TASK INSTRUCTIONS: State how many lines contain the string "text", and write nothing else.

Data listing:

════

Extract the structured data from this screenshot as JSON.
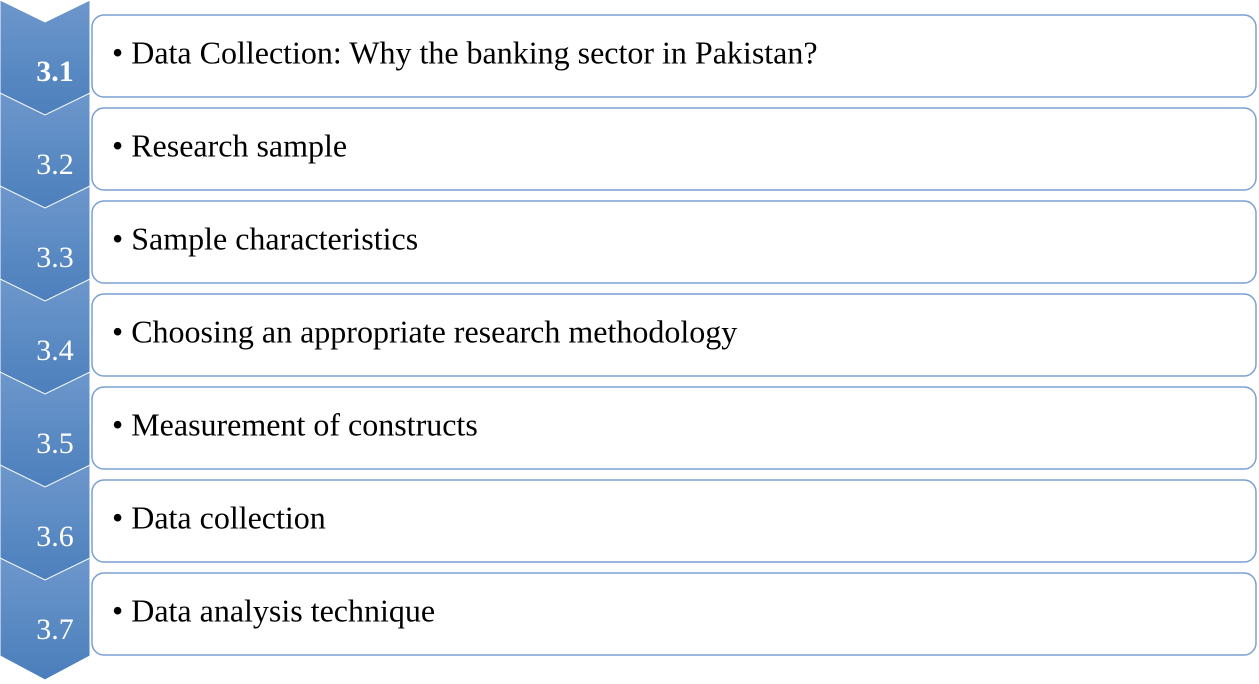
{
  "items": [
    {
      "number": "3.1",
      "text": "• Data Collection: Why the banking sector in Pakistan?"
    },
    {
      "number": "3.2",
      "text": "• Research sample"
    },
    {
      "number": "3.3",
      "text": "• Sample characteristics"
    },
    {
      "number": "3.4",
      "text": "• Choosing an appropriate research methodology"
    },
    {
      "number": "3.5",
      "text": "• Measurement of constructs"
    },
    {
      "number": "3.6",
      "text": "• Data collection"
    },
    {
      "number": "3.7",
      "text": "• Data analysis technique"
    }
  ]
}
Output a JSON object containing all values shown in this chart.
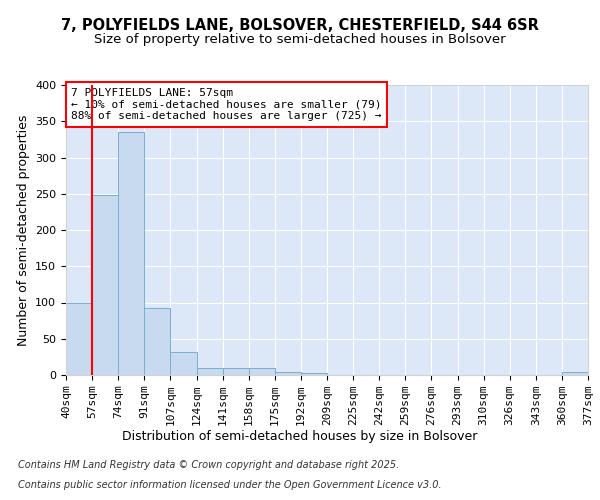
{
  "title1": "7, POLYFIELDS LANE, BOLSOVER, CHESTERFIELD, S44 6SR",
  "title2": "Size of property relative to semi-detached houses in Bolsover",
  "xlabel": "Distribution of semi-detached houses by size in Bolsover",
  "ylabel": "Number of semi-detached properties",
  "bin_edges": [
    0,
    1,
    2,
    3,
    4,
    5,
    6,
    7,
    8,
    9,
    10,
    11,
    12,
    13,
    14,
    15,
    16,
    17,
    18,
    19,
    20
  ],
  "bin_labels": [
    "40sqm",
    "57sqm",
    "74sqm",
    "91sqm",
    "107sqm",
    "124sqm",
    "141sqm",
    "158sqm",
    "175sqm",
    "192sqm",
    "209sqm",
    "225sqm",
    "242sqm",
    "259sqm",
    "276sqm",
    "293sqm",
    "310sqm",
    "326sqm",
    "343sqm",
    "360sqm",
    "377sqm"
  ],
  "values": [
    100,
    248,
    335,
    92,
    32,
    10,
    9,
    9,
    4,
    3,
    0,
    0,
    0,
    0,
    0,
    0,
    0,
    0,
    0,
    4
  ],
  "bar_facecolor": "#c8daf0",
  "bar_edgecolor": "#7aadd4",
  "redline_x": 1.0,
  "annotation_title": "7 POLYFIELDS LANE: 57sqm",
  "annotation_line1": "← 10% of semi-detached houses are smaller (79)",
  "annotation_line2": "88% of semi-detached houses are larger (725) →",
  "annotation_box_facecolor": "white",
  "annotation_box_edgecolor": "red",
  "footer_line1": "Contains HM Land Registry data © Crown copyright and database right 2025.",
  "footer_line2": "Contains public sector information licensed under the Open Government Licence v3.0.",
  "ylim": [
    0,
    400
  ],
  "plot_facecolor": "#dce8f8",
  "grid_color": "white",
  "title1_fontsize": 10.5,
  "title2_fontsize": 9.5,
  "axis_label_fontsize": 9,
  "tick_fontsize": 8,
  "footer_fontsize": 7,
  "annotation_fontsize": 8,
  "yticks": [
    0,
    50,
    100,
    150,
    200,
    250,
    300,
    350,
    400
  ]
}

════

CORRECT RESULT: 7